### THE TASK
The records that follow must be reproduced in full, exactly as written.

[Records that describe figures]
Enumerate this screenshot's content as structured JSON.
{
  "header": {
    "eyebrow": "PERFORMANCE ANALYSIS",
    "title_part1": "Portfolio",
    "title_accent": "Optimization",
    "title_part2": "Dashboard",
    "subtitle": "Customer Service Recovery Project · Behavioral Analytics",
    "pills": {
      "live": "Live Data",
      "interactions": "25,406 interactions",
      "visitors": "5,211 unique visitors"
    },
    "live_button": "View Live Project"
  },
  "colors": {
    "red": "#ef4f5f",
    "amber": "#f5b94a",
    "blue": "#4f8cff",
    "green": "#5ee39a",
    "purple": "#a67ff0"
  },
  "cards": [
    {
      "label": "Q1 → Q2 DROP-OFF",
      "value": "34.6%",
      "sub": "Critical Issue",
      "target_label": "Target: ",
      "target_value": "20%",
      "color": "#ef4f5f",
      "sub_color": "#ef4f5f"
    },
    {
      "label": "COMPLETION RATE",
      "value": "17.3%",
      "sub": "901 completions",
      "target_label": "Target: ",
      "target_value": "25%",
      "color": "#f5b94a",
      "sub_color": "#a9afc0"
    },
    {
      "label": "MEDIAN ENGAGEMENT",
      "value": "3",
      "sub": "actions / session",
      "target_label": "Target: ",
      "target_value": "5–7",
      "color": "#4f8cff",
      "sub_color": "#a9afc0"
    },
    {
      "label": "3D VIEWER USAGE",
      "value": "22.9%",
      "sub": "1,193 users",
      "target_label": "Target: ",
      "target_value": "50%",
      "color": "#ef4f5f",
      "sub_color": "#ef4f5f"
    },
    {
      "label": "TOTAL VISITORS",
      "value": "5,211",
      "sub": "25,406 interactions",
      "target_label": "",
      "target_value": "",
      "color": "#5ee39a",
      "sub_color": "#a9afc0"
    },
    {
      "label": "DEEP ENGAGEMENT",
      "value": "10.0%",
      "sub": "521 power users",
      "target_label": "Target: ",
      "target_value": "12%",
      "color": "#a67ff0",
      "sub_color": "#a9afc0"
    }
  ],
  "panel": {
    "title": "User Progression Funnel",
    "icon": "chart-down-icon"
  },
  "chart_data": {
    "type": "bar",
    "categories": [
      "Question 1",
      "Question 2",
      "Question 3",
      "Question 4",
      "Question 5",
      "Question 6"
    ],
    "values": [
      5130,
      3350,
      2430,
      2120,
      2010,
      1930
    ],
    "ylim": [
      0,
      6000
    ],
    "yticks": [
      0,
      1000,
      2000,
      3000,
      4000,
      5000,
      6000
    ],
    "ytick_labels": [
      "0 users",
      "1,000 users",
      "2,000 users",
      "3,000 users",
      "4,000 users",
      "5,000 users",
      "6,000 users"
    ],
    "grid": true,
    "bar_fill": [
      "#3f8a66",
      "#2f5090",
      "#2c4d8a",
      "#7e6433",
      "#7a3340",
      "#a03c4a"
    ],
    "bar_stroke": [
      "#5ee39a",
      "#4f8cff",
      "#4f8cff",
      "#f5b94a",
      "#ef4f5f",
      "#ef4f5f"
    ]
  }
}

### THE COMPLETED TASK
Enumerate this screenshot's content as structured JSON.
{
  "header": {
    "eyebrow": "PERFORMANCE ANALYSIS",
    "title_part1": "Portfolio",
    "title_accent": "Optimization",
    "title_part2": "Dashboard",
    "subtitle": "Customer Service Recovery Project · Behavioral Analytics",
    "pills": {
      "live": "Live Data",
      "interactions": "25,406 interactions",
      "visitors": "5,211 unique visitors"
    },
    "live_button": "View Live Project"
  },
  "colors": {
    "red": "#ef4f5f",
    "amber": "#f5b94a",
    "blue": "#4f8cff",
    "green": "#5ee39a",
    "purple": "#a67ff0"
  },
  "cards": [
    {
      "label": "Q1 → Q2 DROP-OFF",
      "value": "34.6%",
      "sub": "Critical Issue",
      "target_label": "Target: ",
      "target_value": "20%",
      "color": "#ef4f5f",
      "sub_color": "#ef4f5f"
    },
    {
      "label": "COMPLETION RATE",
      "value": "17.3%",
      "sub": "901 completions",
      "target_label": "Target: ",
      "target_value": "25%",
      "color": "#f5b94a",
      "sub_color": "#a9afc0"
    },
    {
      "label": "MEDIAN ENGAGEMENT",
      "value": "3",
      "sub": "actions / session",
      "target_label": "Target: ",
      "target_value": "5–7",
      "color": "#4f8cff",
      "sub_color": "#a9afc0"
    },
    {
      "label": "3D VIEWER USAGE",
      "value": "22.9%",
      "sub": "1,193 users",
      "target_label": "Target: ",
      "target_value": "50%",
      "color": "#ef4f5f",
      "sub_color": "#ef4f5f"
    },
    {
      "label": "TOTAL VISITORS",
      "value": "5,211",
      "sub": "25,406 interactions",
      "target_label": "",
      "target_value": "",
      "color": "#5ee39a",
      "sub_color": "#a9afc0"
    },
    {
      "label": "DEEP ENGAGEMENT",
      "value": "10.0%",
      "sub": "521 power users",
      "target_label": "Target: ",
      "target_value": "12%",
      "color": "#a67ff0",
      "sub_color": "#a9afc0"
    }
  ],
  "panel": {
    "title": "User Progression Funnel",
    "icon": "chart-down-icon"
  },
  "chart_data": {
    "type": "bar",
    "categories": [
      "Question 1",
      "Question 2",
      "Question 3",
      "Question 4",
      "Question 5",
      "Question 6"
    ],
    "values": [
      5130,
      3350,
      2430,
      2120,
      2010,
      1930
    ],
    "ylim": [
      0,
      6000
    ],
    "yticks": [
      0,
      1000,
      2000,
      3000,
      4000,
      5000,
      6000
    ],
    "ytick_labels": [
      "0 users",
      "1,000 users",
      "2,000 users",
      "3,000 users",
      "4,000 users",
      "5,000 users",
      "6,000 users"
    ],
    "grid": true,
    "bar_fill": [
      "#3f8a66",
      "#2f5090",
      "#2c4d8a",
      "#7e6433",
      "#7a3340",
      "#a03c4a"
    ],
    "bar_stroke": [
      "#5ee39a",
      "#4f8cff",
      "#4f8cff",
      "#f5b94a",
      "#ef4f5f",
      "#ef4f5f"
    ]
  }
}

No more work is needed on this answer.